**STATED EXERCISE**
Identify the lines that contain the string "Profile" and report only how many there are.

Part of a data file
—————
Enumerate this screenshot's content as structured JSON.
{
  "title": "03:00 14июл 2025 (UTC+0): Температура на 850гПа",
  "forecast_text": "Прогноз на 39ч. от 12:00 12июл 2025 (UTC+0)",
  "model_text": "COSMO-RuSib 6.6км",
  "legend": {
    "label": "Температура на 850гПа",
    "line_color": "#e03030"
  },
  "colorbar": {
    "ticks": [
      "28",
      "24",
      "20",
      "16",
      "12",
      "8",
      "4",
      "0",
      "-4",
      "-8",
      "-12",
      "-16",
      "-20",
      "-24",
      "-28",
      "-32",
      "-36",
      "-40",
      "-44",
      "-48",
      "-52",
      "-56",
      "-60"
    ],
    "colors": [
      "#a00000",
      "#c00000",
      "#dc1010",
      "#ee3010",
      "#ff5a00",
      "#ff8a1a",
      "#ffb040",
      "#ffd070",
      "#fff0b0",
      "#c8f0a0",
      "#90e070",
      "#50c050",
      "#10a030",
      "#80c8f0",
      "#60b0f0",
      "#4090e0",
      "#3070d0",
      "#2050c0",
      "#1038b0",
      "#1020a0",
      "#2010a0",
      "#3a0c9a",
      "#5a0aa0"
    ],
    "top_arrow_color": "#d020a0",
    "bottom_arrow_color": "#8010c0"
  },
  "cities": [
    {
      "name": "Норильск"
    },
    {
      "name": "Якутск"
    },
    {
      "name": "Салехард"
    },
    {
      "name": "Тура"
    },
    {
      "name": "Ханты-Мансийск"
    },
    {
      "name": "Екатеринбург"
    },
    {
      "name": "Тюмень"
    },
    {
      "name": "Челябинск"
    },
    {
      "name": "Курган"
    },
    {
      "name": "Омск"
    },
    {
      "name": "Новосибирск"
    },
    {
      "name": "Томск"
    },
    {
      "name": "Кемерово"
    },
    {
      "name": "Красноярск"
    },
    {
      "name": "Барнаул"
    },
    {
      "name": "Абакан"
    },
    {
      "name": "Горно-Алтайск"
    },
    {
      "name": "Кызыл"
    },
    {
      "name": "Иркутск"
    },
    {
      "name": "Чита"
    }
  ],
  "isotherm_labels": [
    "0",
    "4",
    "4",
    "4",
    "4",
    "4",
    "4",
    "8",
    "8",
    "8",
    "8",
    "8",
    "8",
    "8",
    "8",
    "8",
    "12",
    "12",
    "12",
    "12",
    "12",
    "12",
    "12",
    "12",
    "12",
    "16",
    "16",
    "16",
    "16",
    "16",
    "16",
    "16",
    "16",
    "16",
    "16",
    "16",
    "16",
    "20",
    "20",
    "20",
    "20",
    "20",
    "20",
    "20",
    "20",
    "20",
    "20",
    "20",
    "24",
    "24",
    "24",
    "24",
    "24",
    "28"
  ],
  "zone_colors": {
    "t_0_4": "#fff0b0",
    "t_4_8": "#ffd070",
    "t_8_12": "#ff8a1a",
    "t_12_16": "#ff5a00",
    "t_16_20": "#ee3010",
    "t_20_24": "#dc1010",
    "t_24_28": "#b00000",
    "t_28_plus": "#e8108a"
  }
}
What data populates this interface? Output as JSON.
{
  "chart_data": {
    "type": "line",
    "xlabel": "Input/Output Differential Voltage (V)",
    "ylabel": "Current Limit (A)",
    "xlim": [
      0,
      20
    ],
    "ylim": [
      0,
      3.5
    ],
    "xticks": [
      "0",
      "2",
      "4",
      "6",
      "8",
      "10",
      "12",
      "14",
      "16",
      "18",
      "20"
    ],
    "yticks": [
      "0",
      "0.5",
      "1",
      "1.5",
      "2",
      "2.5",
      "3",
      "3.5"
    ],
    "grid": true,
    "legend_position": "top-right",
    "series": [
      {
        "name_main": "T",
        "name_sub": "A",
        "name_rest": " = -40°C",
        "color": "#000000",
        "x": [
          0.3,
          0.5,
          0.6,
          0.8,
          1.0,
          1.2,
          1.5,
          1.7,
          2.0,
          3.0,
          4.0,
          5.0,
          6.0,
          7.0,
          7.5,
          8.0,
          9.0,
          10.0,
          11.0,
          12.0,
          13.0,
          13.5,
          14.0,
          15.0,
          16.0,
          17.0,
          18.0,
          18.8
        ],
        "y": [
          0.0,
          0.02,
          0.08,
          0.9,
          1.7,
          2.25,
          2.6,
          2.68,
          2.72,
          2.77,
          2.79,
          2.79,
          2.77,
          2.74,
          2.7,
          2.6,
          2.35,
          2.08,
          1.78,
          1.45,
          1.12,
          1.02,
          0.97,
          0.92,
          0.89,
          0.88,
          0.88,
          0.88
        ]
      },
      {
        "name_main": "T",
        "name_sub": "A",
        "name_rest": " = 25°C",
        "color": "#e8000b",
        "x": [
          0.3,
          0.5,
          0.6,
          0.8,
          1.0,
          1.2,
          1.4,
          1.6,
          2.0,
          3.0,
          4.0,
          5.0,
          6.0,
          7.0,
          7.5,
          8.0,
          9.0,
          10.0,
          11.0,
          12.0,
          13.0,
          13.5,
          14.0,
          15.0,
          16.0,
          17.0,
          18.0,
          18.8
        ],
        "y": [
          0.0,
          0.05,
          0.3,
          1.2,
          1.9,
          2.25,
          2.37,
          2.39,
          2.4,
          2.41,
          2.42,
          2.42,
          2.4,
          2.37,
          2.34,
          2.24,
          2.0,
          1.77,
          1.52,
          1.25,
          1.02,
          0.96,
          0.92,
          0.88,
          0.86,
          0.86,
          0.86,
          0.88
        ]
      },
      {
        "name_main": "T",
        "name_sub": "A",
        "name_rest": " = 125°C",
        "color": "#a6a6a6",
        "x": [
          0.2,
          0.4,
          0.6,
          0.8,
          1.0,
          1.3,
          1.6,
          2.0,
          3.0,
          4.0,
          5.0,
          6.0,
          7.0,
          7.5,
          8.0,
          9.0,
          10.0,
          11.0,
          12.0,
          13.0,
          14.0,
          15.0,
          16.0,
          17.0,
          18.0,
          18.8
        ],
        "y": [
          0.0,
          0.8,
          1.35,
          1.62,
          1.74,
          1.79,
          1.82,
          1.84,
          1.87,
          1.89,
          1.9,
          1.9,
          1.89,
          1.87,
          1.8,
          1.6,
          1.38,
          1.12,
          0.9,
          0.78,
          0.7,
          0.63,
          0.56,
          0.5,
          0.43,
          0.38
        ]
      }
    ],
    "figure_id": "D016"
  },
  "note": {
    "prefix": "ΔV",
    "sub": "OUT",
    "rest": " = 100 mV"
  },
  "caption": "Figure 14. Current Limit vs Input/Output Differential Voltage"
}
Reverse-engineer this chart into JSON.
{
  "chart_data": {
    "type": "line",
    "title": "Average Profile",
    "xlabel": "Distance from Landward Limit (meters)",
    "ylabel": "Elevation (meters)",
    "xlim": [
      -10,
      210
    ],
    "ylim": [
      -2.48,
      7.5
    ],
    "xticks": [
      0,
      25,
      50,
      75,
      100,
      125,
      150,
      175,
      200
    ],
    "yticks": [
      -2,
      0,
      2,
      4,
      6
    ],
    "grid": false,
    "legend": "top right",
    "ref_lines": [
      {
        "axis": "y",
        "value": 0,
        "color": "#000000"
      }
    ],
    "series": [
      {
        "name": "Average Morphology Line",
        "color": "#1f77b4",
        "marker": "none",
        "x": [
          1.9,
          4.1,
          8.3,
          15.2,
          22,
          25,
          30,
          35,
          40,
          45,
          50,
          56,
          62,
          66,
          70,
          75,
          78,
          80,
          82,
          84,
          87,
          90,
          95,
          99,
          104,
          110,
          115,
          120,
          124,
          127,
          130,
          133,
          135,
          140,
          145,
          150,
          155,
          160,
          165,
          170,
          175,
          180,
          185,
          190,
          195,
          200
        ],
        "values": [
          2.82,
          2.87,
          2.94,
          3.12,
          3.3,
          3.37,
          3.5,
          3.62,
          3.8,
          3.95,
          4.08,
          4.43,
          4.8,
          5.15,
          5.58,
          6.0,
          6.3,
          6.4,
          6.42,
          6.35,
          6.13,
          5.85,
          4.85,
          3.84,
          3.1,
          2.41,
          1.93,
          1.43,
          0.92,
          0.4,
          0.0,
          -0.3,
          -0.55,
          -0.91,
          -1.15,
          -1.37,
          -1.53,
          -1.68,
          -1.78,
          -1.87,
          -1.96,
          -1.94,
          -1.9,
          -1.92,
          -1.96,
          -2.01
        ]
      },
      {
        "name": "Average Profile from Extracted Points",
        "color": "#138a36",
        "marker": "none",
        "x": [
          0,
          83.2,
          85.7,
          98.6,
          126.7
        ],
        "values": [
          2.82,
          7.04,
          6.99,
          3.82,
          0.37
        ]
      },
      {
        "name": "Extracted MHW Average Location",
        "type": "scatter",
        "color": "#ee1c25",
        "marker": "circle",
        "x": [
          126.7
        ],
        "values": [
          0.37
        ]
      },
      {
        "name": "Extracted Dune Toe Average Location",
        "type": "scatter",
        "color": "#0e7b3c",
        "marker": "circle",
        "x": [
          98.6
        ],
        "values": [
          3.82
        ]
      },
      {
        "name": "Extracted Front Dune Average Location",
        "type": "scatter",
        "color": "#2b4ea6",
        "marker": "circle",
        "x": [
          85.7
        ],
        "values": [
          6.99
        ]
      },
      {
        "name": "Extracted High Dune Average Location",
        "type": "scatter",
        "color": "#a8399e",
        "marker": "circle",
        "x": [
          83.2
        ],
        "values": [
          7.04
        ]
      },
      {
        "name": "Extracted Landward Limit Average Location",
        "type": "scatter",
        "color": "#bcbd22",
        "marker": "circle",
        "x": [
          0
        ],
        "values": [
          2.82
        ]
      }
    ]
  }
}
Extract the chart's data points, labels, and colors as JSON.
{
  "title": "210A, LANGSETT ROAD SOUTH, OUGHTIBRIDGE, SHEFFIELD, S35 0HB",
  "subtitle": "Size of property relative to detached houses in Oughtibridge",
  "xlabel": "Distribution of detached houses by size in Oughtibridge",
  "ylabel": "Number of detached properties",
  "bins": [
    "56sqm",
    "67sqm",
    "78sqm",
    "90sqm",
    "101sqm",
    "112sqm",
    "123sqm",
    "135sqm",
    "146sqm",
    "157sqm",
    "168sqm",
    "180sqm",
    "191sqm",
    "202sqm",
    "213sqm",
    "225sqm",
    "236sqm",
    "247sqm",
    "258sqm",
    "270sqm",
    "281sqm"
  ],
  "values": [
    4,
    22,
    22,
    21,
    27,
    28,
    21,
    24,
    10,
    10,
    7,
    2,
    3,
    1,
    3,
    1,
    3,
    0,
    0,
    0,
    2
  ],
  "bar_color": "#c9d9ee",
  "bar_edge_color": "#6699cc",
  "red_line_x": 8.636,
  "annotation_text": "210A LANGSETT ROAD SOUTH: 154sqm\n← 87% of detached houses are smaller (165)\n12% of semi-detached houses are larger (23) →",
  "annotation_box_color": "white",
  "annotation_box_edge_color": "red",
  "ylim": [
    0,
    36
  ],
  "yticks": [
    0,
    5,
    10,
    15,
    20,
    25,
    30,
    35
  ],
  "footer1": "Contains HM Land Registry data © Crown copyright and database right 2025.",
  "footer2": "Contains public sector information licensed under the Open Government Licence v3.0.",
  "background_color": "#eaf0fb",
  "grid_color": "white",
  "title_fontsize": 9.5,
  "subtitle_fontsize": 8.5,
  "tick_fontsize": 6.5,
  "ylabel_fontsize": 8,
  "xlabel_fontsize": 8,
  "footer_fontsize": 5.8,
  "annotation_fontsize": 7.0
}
—————
**RESULT BELOW**
2